----- RAW RECORDS

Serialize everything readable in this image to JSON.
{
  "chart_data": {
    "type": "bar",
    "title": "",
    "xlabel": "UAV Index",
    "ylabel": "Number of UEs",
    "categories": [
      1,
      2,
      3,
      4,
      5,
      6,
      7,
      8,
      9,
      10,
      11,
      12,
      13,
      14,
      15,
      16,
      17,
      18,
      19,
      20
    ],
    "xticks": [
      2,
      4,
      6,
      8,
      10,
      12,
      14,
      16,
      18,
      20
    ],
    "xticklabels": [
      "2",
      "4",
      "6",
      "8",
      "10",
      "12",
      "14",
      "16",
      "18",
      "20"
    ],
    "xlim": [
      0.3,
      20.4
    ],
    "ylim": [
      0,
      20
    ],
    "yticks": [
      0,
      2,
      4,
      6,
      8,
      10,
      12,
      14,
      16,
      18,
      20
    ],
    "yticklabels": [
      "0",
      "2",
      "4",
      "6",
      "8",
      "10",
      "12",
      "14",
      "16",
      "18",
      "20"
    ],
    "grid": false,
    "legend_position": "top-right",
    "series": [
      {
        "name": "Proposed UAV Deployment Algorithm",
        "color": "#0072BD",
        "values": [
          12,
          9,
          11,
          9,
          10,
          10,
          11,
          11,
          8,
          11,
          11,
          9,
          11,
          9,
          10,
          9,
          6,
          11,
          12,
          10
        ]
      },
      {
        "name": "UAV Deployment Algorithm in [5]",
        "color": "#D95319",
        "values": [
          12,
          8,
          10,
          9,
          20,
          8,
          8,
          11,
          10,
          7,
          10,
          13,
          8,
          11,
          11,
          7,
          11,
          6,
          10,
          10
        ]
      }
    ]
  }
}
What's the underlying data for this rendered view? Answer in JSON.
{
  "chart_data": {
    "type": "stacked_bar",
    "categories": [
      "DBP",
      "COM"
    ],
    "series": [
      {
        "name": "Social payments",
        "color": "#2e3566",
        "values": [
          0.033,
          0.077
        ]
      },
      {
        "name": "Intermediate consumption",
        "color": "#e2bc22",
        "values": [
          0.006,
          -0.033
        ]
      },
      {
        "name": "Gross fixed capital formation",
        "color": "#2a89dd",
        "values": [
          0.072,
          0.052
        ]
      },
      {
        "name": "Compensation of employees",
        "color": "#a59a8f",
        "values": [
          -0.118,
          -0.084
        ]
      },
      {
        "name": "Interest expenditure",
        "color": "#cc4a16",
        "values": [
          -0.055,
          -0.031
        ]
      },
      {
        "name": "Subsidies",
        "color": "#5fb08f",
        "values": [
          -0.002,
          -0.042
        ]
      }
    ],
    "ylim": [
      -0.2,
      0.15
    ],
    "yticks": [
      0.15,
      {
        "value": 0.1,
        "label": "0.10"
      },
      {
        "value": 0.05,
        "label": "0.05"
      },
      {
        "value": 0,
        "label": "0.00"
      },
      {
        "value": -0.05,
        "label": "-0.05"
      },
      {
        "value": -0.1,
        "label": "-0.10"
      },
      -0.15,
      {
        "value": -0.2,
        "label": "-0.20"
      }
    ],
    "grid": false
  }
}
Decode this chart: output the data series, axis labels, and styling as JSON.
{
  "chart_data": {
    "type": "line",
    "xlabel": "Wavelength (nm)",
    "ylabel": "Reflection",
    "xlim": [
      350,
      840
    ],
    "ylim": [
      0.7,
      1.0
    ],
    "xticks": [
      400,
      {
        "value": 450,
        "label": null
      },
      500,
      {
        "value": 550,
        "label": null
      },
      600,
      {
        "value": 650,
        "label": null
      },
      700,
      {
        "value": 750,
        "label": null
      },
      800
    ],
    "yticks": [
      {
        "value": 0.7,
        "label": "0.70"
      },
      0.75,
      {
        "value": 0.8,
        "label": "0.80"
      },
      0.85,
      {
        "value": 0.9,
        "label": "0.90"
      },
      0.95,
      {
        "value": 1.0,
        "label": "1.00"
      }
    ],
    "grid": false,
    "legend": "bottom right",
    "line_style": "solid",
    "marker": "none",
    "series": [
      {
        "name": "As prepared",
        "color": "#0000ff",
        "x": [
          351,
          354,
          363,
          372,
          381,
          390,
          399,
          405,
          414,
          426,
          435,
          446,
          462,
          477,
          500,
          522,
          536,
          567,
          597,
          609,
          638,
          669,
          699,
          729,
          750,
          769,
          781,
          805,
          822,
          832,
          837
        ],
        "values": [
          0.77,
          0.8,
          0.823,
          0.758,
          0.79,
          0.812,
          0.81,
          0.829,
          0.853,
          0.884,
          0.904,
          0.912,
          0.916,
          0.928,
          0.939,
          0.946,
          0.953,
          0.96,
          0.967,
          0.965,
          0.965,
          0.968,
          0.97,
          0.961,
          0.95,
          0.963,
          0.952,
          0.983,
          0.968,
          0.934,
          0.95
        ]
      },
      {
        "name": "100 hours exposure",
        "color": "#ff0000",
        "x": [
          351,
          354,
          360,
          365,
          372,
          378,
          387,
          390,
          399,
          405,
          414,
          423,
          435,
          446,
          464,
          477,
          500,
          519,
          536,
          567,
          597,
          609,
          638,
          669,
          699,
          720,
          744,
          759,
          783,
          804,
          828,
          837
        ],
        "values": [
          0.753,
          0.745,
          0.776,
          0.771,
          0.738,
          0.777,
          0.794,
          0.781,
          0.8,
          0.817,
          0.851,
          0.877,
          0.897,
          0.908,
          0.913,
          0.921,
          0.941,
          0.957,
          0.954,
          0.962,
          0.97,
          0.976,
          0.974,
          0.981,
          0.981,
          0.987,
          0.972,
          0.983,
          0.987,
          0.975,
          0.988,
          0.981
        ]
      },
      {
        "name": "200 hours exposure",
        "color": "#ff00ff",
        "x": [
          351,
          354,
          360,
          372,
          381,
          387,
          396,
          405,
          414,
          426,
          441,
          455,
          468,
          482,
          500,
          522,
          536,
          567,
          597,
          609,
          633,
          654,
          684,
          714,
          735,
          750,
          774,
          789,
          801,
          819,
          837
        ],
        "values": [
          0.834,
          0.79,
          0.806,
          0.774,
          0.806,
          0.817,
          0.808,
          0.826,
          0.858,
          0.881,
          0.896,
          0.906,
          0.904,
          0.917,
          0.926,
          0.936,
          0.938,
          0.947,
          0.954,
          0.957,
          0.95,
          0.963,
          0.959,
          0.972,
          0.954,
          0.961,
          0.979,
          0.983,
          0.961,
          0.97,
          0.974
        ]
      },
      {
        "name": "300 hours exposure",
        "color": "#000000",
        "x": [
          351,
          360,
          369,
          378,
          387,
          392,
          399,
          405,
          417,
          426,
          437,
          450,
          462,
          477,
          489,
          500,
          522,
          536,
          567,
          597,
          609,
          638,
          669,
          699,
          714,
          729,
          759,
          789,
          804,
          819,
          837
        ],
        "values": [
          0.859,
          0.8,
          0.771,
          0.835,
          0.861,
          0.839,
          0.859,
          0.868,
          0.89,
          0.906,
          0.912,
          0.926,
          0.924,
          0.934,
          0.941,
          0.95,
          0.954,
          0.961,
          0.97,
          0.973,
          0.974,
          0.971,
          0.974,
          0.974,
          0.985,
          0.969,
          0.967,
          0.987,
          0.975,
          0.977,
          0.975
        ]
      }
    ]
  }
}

----------

Return the entries above exactly as they appear.

Serialize everything readable in this image to JSON.
{
  "chart_data": {
    "type": "bar",
    "title": "",
    "xlabel": "UAV Index",
    "ylabel": "Number of UEs",
    "categories": [
      1,
      2,
      3,
      4,
      5,
      6,
      7,
      8,
      9,
      10,
      11,
      12,
      13,
      14,
      15,
      16,
      17,
      18,
      19,
      20
    ],
    "xticks": [
      2,
      4,
      6,
      8,
      10,
      12,
      14,
      16,
      18,
      20
    ],
    "xticklabels": [
      "2",
      "4",
      "6",
      "8",
      "10",
      "12",
      "14",
      "16",
      "18",
      "20"
    ],
    "xlim": [
      0.3,
      20.4
    ],
    "ylim": [
      0,
      20
    ],
    "yticks": [
      0,
      2,
      4,
      6,
      8,
      10,
      12,
      14,
      16,
      18,
      20
    ],
    "yticklabels": [
      "0",
      "2",
      "4",
      "6",
      "8",
      "10",
      "12",
      "14",
      "16",
      "18",
      "20"
    ],
    "grid": false,
    "legend_position": "top-right",
    "series": [
      {
        "name": "Proposed UAV Deployment Algorithm",
        "color": "#0072BD",
        "values": [
          12,
          9,
          11,
          9,
          10,
          10,
          11,
          11,
          8,
          11,
          11,
          9,
          11,
          9,
          10,
          9,
          6,
          11,
          12,
          10
        ]
      },
      {
        "name": "UAV Deployment Algorithm in [5]",
        "color": "#D95319",
        "values": [
          12,
          8,
          10,
          9,
          20,
          8,
          8,
          11,
          10,
          7,
          10,
          13,
          8,
          11,
          11,
          7,
          11,
          6,
          10,
          10
        ]
      }
    ]
  }
}
What's the underlying data for this rendered view? Answer in JSON.
{
  "chart_data": {
    "type": "stacked_bar",
    "categories": [
      "DBP",
      "COM"
    ],
    "series": [
      {
        "name": "Social payments",
        "color": "#2e3566",
        "values": [
          0.033,
          0.077
        ]
      },
      {
        "name": "Intermediate consumption",
        "color": "#e2bc22",
        "values": [
          0.006,
          -0.033
        ]
      },
      {
        "name": "Gross fixed capital formation",
        "color": "#2a89dd",
        "values": [
          0.072,
          0.052
        ]
      },
      {
        "name": "Compensation of employees",
        "color": "#a59a8f",
        "values": [
          -0.118,
          -0.084
        ]
      },
      {
        "name": "Interest expenditure",
        "color": "#cc4a16",
        "values": [
          -0.055,
          -0.031
        ]
      },
      {
        "name": "Subsidies",
        "color": "#5fb08f",
        "values": [
          -0.002,
          -0.042
        ]
      }
    ],
    "ylim": [
      -0.2,
      0.15
    ],
    "yticks": [
      0.15,
      {
        "value": 0.1,
        "label": "0.10"
      },
      {
        "value": 0.05,
        "label": "0.05"
      },
      {
        "value": 0,
        "label": "0.00"
      },
      {
        "value": -0.05,
        "label": "-0.05"
      },
      {
        "value": -0.1,
        "label": "-0.10"
      },
      -0.15,
      {
        "value": -0.2,
        "label": "-0.20"
      }
    ],
    "grid": false
  }
}
Decode this chart: output the data series, axis labels, and styling as JSON.
{
  "chart_data": {
    "type": "line",
    "xlabel": "Wavelength (nm)",
    "ylabel": "Reflection",
    "xlim": [
      350,
      840
    ],
    "ylim": [
      0.7,
      1.0
    ],
    "xticks": [
      400,
      {
        "value": 450,
        "label": null
      },
      500,
      {
        "value": 550,
        "label": null
      },
      600,
      {
        "value": 650,
        "label": null
      },
      700,
      {
        "value": 750,
        "label": null
      },
      800
    ],
    "yticks": [
      {
        "value": 0.7,
        "label": "0.70"
      },
      0.75,
      {
        "value": 0.8,
        "label": "0.80"
      },
      0.85,
      {
        "value": 0.9,
        "label": "0.90"
      },
      0.95,
      {
        "value": 1.0,
        "label": "1.00"
      }
    ],
    "grid": false,
    "legend": "bottom right",
    "line_style": "solid",
    "marker": "none",
    "series": [
      {
        "name": "As prepared",
        "color": "#0000ff",
        "x": [
          351,
          354,
          363,
          372,
          381,
          390,
          399,
          405,
          414,
          426,
          435,
          446,
          462,
          477,
          500,
          522,
          536,
          567,
          597,
          609,
          638,
          669,
          699,
          729,
          750,
          769,
          781,
          805,
          822,
          832,
          837
        ],
        "values": [
          0.77,
          0.8,
          0.823,
          0.758,
          0.79,
          0.812,
          0.81,
          0.829,
          0.853,
          0.884,
          0.904,
          0.912,
          0.916,
          0.928,
          0.939,
          0.946,
          0.953,
          0.96,
          0.967,
          0.965,
          0.965,
          0.968,
          0.97,
          0.961,
          0.95,
          0.963,
          0.952,
          0.983,
          0.968,
          0.934,
          0.95
        ]
      },
      {
        "name": "100 hours exposure",
        "color": "#ff0000",
        "x": [
          351,
          354,
          360,
          365,
          372,
          378,
          387,
          390,
          399,
          405,
          414,
          423,
          435,
          446,
          464,
          477,
          500,
          519,
          536,
          567,
          597,
          609,
          638,
          669,
          699,
          720,
          744,
          759,
          783,
          804,
          828,
          837
        ],
        "values": [
          0.753,
          0.745,
          0.776,
          0.771,
          0.738,
          0.777,
          0.794,
          0.781,
          0.8,
          0.817,
          0.851,
          0.877,
          0.897,
          0.908,
          0.913,
          0.921,
          0.941,
          0.957,
          0.954,
          0.962,
          0.97,
          0.976,
          0.974,
          0.981,
          0.981,
          0.987,
          0.972,
          0.983,
          0.987,
          0.975,
          0.988,
          0.981
        ]
      },
      {
        "name": "200 hours exposure",
        "color": "#ff00ff",
        "x": [
          351,
          354,
          360,
          372,
          381,
          387,
          396,
          405,
          414,
          426,
          441,
          455,
          468,
          482,
          500,
          522,
          536,
          567,
          597,
          609,
          633,
          654,
          684,
          714,
          735,
          750,
          774,
          789,
          801,
          819,
          837
        ],
        "values": [
          0.834,
          0.79,
          0.806,
          0.774,
          0.806,
          0.817,
          0.808,
          0.826,
          0.858,
          0.881,
          0.896,
          0.906,
          0.904,
          0.917,
          0.926,
          0.936,
          0.938,
          0.947,
          0.954,
          0.957,
          0.95,
          0.963,
          0.959,
          0.972,
          0.954,
          0.961,
          0.979,
          0.983,
          0.961,
          0.97,
          0.974
        ]
      },
      {
        "name": "300 hours exposure",
        "color": "#000000",
        "x": [
          351,
          360,
          369,
          378,
          387,
          392,
          399,
          405,
          417,
          426,
          437,
          450,
          462,
          477,
          489,
          500,
          522,
          536,
          567,
          597,
          609,
          638,
          669,
          699,
          714,
          729,
          759,
          789,
          804,
          819,
          837
        ],
        "values": [
          0.859,
          0.8,
          0.771,
          0.835,
          0.861,
          0.839,
          0.859,
          0.868,
          0.89,
          0.906,
          0.912,
          0.926,
          0.924,
          0.934,
          0.941,
          0.95,
          0.954,
          0.961,
          0.97,
          0.973,
          0.974,
          0.971,
          0.974,
          0.974,
          0.985,
          0.969,
          0.967,
          0.987,
          0.975,
          0.977,
          0.975
        ]
      }
    ]
  }
}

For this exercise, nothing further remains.